:: DATA ROWS
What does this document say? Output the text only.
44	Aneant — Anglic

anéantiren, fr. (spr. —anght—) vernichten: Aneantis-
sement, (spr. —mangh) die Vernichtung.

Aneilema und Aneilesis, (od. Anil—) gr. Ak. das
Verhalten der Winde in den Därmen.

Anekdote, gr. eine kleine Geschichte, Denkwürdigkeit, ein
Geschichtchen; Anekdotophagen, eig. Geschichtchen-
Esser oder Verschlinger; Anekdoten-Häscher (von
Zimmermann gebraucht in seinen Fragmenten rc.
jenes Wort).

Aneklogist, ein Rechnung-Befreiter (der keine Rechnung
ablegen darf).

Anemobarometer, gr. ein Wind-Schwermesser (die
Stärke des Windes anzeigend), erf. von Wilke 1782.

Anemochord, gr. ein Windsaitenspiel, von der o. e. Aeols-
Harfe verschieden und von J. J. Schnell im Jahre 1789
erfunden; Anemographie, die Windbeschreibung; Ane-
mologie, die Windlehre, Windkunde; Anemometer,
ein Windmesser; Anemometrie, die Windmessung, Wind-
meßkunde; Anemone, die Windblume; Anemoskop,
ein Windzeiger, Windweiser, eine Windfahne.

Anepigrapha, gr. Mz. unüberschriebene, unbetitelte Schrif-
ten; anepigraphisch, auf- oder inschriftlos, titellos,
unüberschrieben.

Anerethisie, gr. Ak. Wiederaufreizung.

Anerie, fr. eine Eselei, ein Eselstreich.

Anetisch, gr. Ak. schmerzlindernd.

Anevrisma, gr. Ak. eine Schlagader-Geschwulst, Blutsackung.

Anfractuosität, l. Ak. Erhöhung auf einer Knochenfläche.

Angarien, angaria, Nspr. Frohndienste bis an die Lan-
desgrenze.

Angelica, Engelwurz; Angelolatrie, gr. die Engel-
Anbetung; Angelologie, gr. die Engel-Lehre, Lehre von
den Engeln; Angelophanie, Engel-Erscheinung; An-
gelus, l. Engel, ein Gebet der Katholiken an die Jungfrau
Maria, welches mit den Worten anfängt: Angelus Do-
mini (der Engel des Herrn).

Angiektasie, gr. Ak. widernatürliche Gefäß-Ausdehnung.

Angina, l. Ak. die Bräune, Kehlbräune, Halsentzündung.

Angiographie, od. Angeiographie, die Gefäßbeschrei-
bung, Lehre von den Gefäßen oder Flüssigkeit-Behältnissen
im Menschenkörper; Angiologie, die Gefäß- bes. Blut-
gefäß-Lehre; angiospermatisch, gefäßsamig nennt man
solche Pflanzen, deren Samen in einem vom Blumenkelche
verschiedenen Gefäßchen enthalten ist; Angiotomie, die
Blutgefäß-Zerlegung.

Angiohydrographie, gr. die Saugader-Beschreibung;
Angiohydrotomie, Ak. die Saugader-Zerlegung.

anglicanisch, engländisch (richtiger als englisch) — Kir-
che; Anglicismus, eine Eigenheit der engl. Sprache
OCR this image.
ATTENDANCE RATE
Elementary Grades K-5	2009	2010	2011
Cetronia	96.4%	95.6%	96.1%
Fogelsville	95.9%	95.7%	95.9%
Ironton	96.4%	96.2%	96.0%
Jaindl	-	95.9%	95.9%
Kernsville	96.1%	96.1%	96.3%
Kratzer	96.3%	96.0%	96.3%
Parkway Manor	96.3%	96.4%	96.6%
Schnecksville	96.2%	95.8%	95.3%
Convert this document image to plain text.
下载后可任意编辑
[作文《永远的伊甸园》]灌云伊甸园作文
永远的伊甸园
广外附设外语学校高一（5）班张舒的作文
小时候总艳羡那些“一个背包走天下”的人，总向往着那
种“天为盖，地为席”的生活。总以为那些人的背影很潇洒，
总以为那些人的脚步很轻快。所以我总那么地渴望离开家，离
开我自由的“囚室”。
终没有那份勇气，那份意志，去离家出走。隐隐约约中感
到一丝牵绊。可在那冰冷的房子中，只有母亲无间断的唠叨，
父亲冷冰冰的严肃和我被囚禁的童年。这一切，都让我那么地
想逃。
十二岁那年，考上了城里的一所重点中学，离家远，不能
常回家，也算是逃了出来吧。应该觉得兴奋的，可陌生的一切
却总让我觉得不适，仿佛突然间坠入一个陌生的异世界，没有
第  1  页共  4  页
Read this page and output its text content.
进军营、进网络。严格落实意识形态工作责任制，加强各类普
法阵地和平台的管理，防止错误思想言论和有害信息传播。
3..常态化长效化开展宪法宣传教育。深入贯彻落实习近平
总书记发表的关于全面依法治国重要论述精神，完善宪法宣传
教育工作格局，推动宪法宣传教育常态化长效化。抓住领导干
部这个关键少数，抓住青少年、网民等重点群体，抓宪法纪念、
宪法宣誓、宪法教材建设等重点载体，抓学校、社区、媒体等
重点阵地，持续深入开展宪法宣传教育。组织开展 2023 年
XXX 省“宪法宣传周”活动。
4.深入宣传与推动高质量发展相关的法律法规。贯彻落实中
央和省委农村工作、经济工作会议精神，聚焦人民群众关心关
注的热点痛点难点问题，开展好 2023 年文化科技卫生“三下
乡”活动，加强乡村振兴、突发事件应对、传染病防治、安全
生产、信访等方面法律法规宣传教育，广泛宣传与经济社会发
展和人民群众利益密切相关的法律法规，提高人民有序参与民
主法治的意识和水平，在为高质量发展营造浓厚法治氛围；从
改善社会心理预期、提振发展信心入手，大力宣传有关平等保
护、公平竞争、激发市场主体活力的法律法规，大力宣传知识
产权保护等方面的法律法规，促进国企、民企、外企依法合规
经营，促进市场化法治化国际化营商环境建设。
::::
▶ WHAT THIS TASK INVOLVES
Calculate how many lines of the material include the string "document", and state that number by itself.

▶ ANSWER
2